** START OF Raw data **
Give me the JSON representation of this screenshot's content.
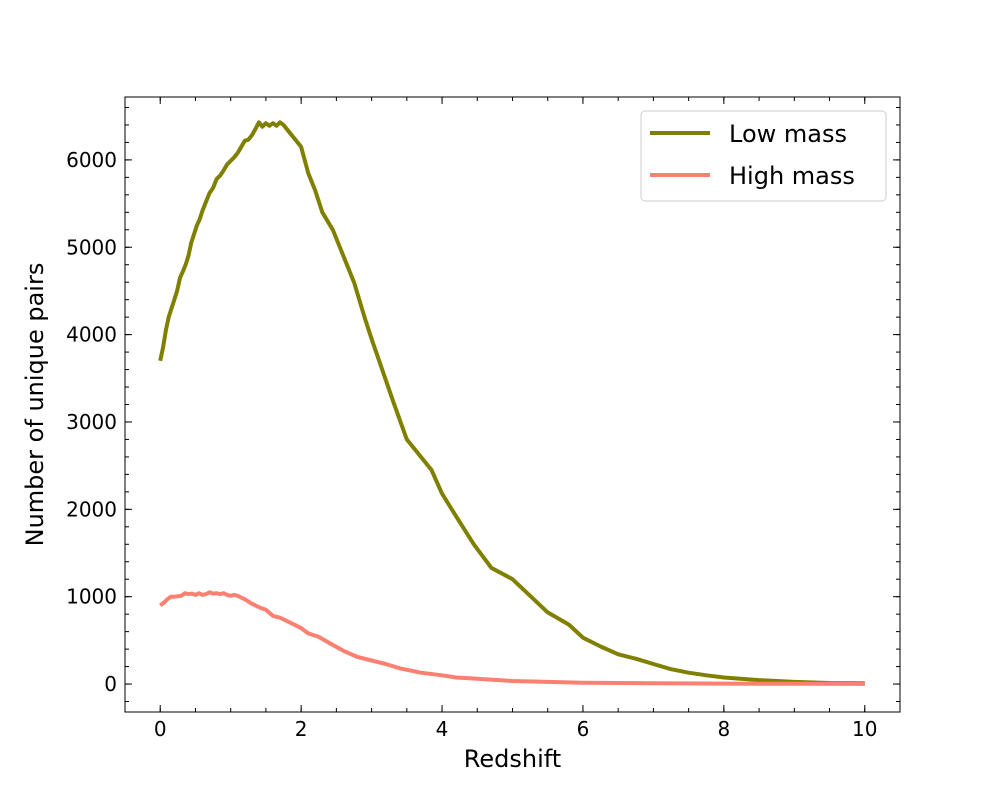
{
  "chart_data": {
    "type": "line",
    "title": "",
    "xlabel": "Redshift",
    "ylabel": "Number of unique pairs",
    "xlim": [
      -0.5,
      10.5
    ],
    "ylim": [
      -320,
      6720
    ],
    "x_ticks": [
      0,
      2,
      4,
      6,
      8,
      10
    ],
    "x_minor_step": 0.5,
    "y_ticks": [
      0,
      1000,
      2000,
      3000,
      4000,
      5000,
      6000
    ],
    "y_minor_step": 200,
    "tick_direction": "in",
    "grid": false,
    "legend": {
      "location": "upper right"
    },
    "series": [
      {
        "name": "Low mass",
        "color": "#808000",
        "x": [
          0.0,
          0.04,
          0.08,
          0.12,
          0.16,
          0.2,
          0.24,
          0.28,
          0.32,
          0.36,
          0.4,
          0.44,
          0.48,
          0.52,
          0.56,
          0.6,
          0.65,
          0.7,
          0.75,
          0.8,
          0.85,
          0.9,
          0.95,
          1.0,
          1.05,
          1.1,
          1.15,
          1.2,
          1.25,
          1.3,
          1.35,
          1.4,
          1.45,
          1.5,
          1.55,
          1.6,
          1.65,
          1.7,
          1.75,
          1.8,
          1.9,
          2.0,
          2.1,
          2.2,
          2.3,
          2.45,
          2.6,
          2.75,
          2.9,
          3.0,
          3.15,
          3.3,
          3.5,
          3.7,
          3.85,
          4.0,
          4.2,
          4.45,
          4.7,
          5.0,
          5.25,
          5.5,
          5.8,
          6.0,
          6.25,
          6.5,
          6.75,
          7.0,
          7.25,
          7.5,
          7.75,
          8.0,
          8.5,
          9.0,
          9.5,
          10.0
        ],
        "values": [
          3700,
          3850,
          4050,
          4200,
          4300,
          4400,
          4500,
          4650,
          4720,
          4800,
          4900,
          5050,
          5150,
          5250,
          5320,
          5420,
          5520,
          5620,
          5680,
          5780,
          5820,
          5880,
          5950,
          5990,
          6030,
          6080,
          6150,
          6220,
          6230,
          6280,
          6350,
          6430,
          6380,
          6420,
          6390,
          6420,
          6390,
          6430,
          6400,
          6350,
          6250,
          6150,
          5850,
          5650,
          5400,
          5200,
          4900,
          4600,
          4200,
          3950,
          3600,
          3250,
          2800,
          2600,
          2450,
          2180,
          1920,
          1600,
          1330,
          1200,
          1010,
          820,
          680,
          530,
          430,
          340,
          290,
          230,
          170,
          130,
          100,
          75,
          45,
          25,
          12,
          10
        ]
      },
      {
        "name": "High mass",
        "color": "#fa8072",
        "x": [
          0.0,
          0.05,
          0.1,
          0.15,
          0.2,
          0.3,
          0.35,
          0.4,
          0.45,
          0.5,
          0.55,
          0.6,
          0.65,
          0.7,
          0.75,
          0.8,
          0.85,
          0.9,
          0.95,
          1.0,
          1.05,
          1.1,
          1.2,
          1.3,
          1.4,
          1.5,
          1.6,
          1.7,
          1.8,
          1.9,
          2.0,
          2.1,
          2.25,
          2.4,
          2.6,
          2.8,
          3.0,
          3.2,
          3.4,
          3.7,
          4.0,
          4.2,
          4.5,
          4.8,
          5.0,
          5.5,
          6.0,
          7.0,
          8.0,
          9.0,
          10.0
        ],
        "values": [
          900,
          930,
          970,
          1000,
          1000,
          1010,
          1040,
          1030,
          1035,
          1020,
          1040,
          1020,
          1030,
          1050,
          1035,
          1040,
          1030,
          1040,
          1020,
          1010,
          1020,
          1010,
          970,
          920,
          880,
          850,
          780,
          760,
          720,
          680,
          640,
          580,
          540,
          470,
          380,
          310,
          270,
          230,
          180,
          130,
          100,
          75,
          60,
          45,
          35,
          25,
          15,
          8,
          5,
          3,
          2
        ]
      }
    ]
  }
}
** END OF Raw data **
** Work required **
Every record is to be reproduced exactly, with no pictures included.

** Finished task **
Give me the JSON representation of this screenshot's content.
{
  "chart_data": {
    "type": "line",
    "title": "",
    "xlabel": "Redshift",
    "ylabel": "Number of unique pairs",
    "xlim": [
      -0.5,
      10.5
    ],
    "ylim": [
      -320,
      6720
    ],
    "x_ticks": [
      0,
      2,
      4,
      6,
      8,
      10
    ],
    "x_minor_step": 0.5,
    "y_ticks": [
      0,
      1000,
      2000,
      3000,
      4000,
      5000,
      6000
    ],
    "y_minor_step": 200,
    "tick_direction": "in",
    "grid": false,
    "legend": {
      "location": "upper right"
    },
    "series": [
      {
        "name": "Low mass",
        "color": "#808000",
        "x": [
          0.0,
          0.04,
          0.08,
          0.12,
          0.16,
          0.2,
          0.24,
          0.28,
          0.32,
          0.36,
          0.4,
          0.44,
          0.48,
          0.52,
          0.56,
          0.6,
          0.65,
          0.7,
          0.75,
          0.8,
          0.85,
          0.9,
          0.95,
          1.0,
          1.05,
          1.1,
          1.15,
          1.2,
          1.25,
          1.3,
          1.35,
          1.4,
          1.45,
          1.5,
          1.55,
          1.6,
          1.65,
          1.7,
          1.75,
          1.8,
          1.9,
          2.0,
          2.1,
          2.2,
          2.3,
          2.45,
          2.6,
          2.75,
          2.9,
          3.0,
          3.15,
          3.3,
          3.5,
          3.7,
          3.85,
          4.0,
          4.2,
          4.45,
          4.7,
          5.0,
          5.25,
          5.5,
          5.8,
          6.0,
          6.25,
          6.5,
          6.75,
          7.0,
          7.25,
          7.5,
          7.75,
          8.0,
          8.5,
          9.0,
          9.5,
          10.0
        ],
        "values": [
          3700,
          3850,
          4050,
          4200,
          4300,
          4400,
          4500,
          4650,
          4720,
          4800,
          4900,
          5050,
          5150,
          5250,
          5320,
          5420,
          5520,
          5620,
          5680,
          5780,
          5820,
          5880,
          5950,
          5990,
          6030,
          6080,
          6150,
          6220,
          6230,
          6280,
          6350,
          6430,
          6380,
          6420,
          6390,
          6420,
          6390,
          6430,
          6400,
          6350,
          6250,
          6150,
          5850,
          5650,
          5400,
          5200,
          4900,
          4600,
          4200,
          3950,
          3600,
          3250,
          2800,
          2600,
          2450,
          2180,
          1920,
          1600,
          1330,
          1200,
          1010,
          820,
          680,
          530,
          430,
          340,
          290,
          230,
          170,
          130,
          100,
          75,
          45,
          25,
          12,
          10
        ]
      },
      {
        "name": "High mass",
        "color": "#fa8072",
        "x": [
          0.0,
          0.05,
          0.1,
          0.15,
          0.2,
          0.3,
          0.35,
          0.4,
          0.45,
          0.5,
          0.55,
          0.6,
          0.65,
          0.7,
          0.75,
          0.8,
          0.85,
          0.9,
          0.95,
          1.0,
          1.05,
          1.1,
          1.2,
          1.3,
          1.4,
          1.5,
          1.6,
          1.7,
          1.8,
          1.9,
          2.0,
          2.1,
          2.25,
          2.4,
          2.6,
          2.8,
          3.0,
          3.2,
          3.4,
          3.7,
          4.0,
          4.2,
          4.5,
          4.8,
          5.0,
          5.5,
          6.0,
          7.0,
          8.0,
          9.0,
          10.0
        ],
        "values": [
          900,
          930,
          970,
          1000,
          1000,
          1010,
          1040,
          1030,
          1035,
          1020,
          1040,
          1020,
          1030,
          1050,
          1035,
          1040,
          1030,
          1040,
          1020,
          1010,
          1020,
          1010,
          970,
          920,
          880,
          850,
          780,
          760,
          720,
          680,
          640,
          580,
          540,
          470,
          380,
          310,
          270,
          230,
          180,
          130,
          100,
          75,
          60,
          45,
          35,
          25,
          15,
          8,
          5,
          3,
          2
        ]
      }
    ]
  }
}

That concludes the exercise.